Work through the entries below and report how many lines include "record". The number alone is the answer.

- - - - -

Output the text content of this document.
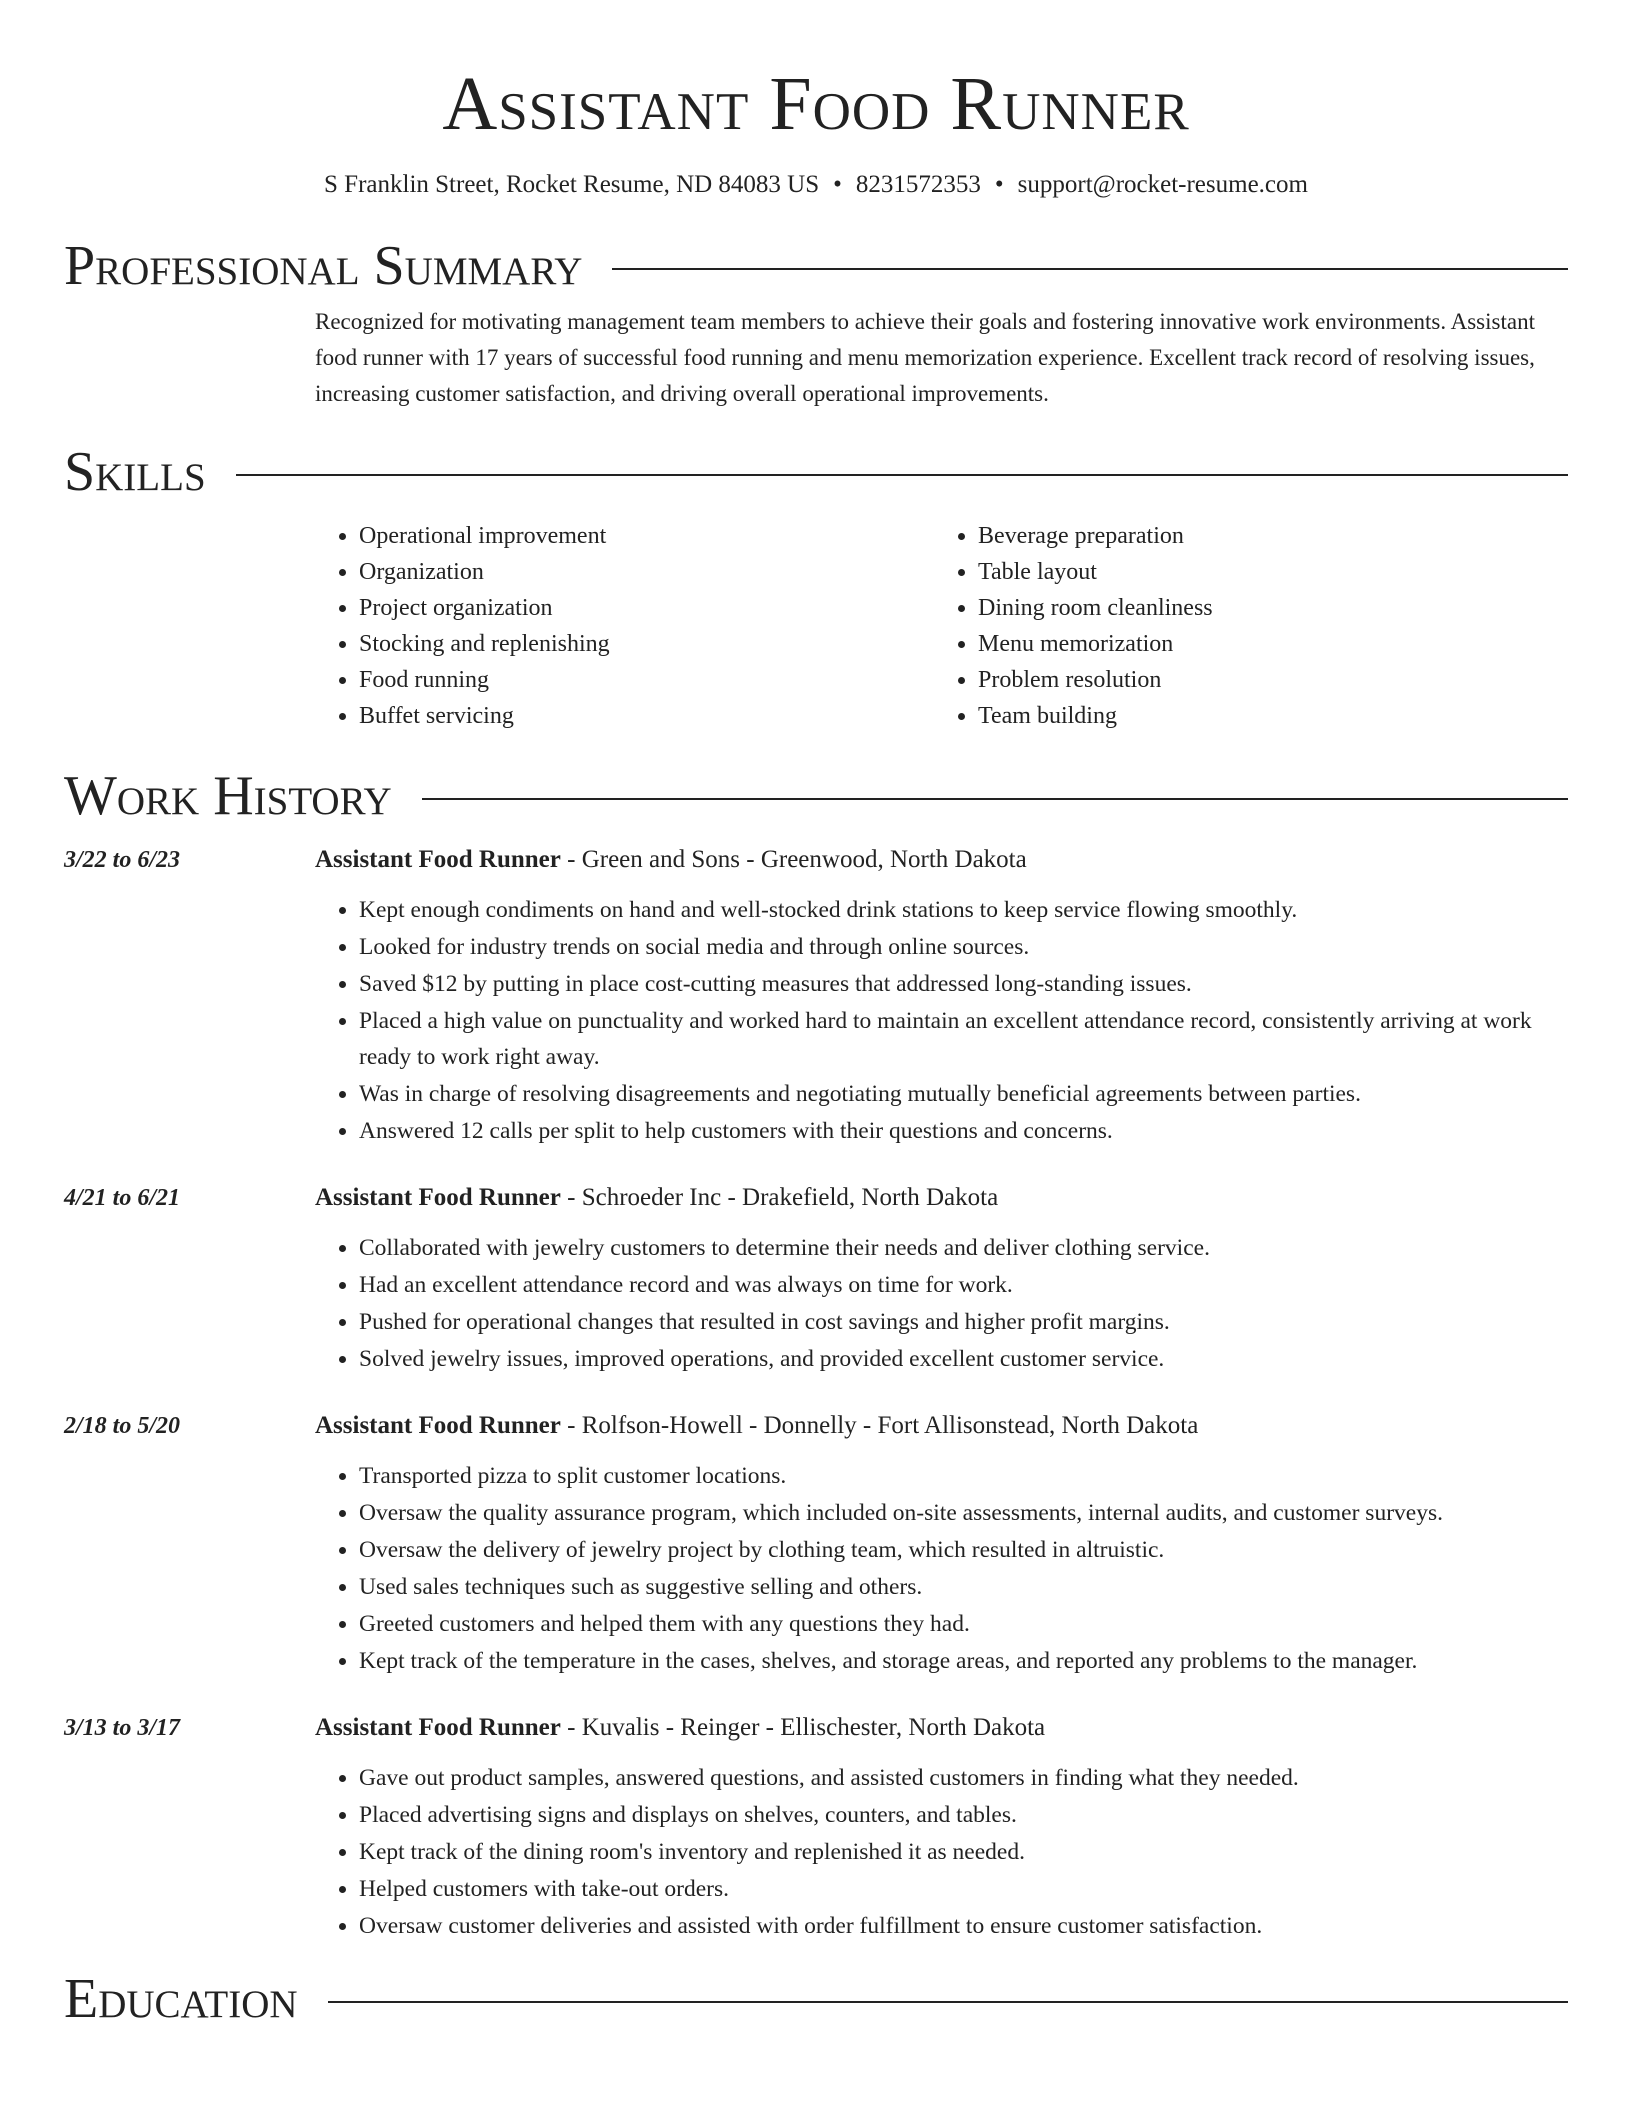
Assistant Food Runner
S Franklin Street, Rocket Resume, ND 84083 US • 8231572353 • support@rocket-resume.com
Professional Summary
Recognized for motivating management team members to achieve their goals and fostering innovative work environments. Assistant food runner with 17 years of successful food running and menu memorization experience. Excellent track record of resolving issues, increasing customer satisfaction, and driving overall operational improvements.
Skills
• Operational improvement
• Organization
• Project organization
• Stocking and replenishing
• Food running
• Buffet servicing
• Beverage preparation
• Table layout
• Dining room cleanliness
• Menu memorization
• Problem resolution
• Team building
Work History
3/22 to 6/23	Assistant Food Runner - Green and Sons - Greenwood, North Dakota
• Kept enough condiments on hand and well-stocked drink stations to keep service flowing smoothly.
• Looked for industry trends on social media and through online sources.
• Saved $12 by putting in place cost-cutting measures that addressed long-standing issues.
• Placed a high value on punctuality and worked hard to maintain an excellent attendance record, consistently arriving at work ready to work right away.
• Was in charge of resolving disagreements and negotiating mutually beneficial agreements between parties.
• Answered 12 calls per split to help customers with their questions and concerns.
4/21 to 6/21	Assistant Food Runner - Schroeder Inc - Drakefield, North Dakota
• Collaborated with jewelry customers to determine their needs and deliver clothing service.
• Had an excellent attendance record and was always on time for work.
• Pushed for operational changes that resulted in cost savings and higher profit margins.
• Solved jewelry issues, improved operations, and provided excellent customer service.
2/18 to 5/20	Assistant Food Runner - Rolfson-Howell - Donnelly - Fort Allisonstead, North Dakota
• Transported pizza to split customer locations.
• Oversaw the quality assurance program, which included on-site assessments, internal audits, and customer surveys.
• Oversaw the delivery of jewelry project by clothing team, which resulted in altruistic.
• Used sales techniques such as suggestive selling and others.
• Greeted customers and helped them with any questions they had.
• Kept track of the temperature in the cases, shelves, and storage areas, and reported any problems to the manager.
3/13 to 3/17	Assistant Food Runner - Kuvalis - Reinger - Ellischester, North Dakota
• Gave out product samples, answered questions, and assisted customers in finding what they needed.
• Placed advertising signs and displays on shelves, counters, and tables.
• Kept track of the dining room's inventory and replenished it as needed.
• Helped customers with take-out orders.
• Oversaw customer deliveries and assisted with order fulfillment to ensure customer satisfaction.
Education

- - - - -

### ANSWER TO THE PROBLEM
3